### RECORDS TO PROCESS

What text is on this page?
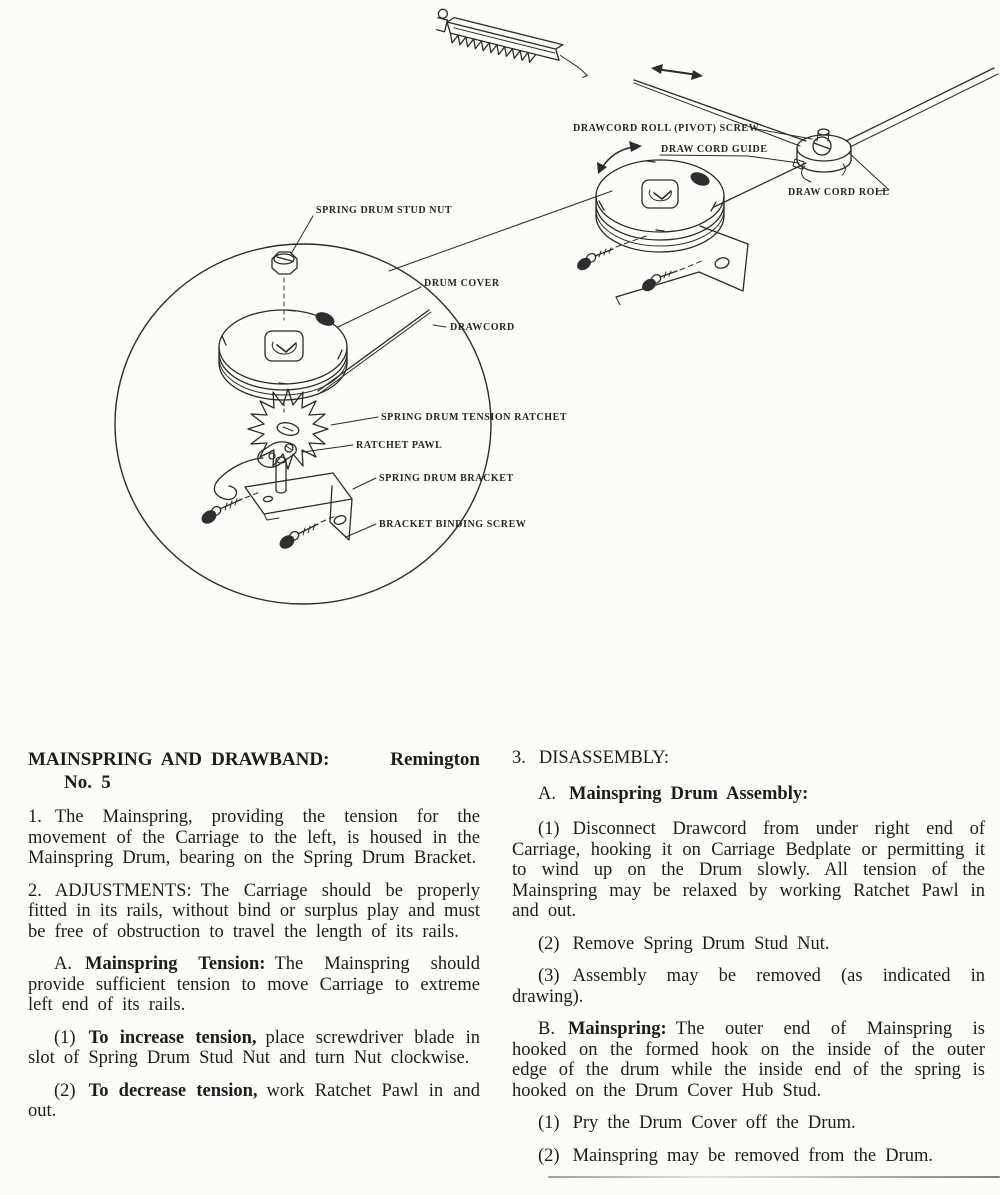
SPRING DRUM STUD NUT
DRUM COVER
DRAWCORD
SPRING DRUM TENSION RATCHET
RATCHET PAWL
SPRING DRUM BRACKET
BRACKET BINDING SCREW
DRAWCORD ROLL (PIVOT) SCREW
DRAW CORD GUIDE
DRAW CORD ROLL
MAINSPRING AND DRAWBAND:	Remington
No. 5

1. The Mainspring, providing the tension for the movement of the Carriage to the left, is housed in the Mainspring Drum, bearing on the Spring Drum Bracket.

2. ADJUSTMENTS: The Carriage should be properly fitted in its rails, without bind or surplus play and must be free of obstruction to travel the length of its rails.

A. Mainspring Tension: The Mainspring should provide sufficient tension to move Carriage to extreme left end of its rails.

(1) To increase tension, place screwdriver blade in slot of Spring Drum Stud Nut and turn Nut clockwise.

(2) To decrease tension, work Ratchet Pawl in and out.

3. DISASSEMBLY:

A. Mainspring Drum Assembly:

(1) Disconnect Drawcord from under right end of Carriage, hooking it on Carriage Bedplate or permitting it to wind up on the Drum slowly. All tension of the Mainspring may be relaxed by working Ratchet Pawl in and out.

(2) Remove Spring Drum Stud Nut.

(3) Assembly may be removed (as indicated in drawing).

B. Mainspring: The outer end of Mainspring is hooked on the formed hook on the inside of the outer edge of the drum while the inside end of the spring is hooked on the Drum Cover Hub Stud.

(1) Pry the Drum Cover off the Drum.

(2) Mainspring may be removed from the Drum.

### SHORT TASK
Copy out all of the data word for word. Do not carry over any picture.

### REPLY TO THE TASK
What text is on this page?
SPRING DRUM STUD NUT
DRUM COVER
DRAWCORD
SPRING DRUM TENSION RATCHET
RATCHET PAWL
SPRING DRUM BRACKET
BRACKET BINDING SCREW
DRAWCORD ROLL (PIVOT) SCREW
DRAW CORD GUIDE
DRAW CORD ROLL
MAINSPRING AND DRAWBAND:	Remington
No. 5

1. The Mainspring, providing the tension for the movement of the Carriage to the left, is housed in the Mainspring Drum, bearing on the Spring Drum Bracket.

2. ADJUSTMENTS: The Carriage should be properly fitted in its rails, without bind or surplus play and must be free of obstruction to travel the length of its rails.

A. Mainspring Tension: The Mainspring should provide sufficient tension to move Carriage to extreme left end of its rails.

(1) To increase tension, place screwdriver blade in slot of Spring Drum Stud Nut and turn Nut clockwise.

(2) To decrease tension, work Ratchet Pawl in and out.

3. DISASSEMBLY:

A. Mainspring Drum Assembly:

(1) Disconnect Drawcord from under right end of Carriage, hooking it on Carriage Bedplate or permitting it to wind up on the Drum slowly. All tension of the Mainspring may be relaxed by working Ratchet Pawl in and out.

(2) Remove Spring Drum Stud Nut.

(3) Assembly may be removed (as indicated in drawing).

B. Mainspring: The outer end of Mainspring is hooked on the formed hook on the inside of the outer edge of the drum while the inside end of the spring is hooked on the Drum Cover Hub Stud.

(1) Pry the Drum Cover off the Drum.

(2) Mainspring may be removed from the Drum.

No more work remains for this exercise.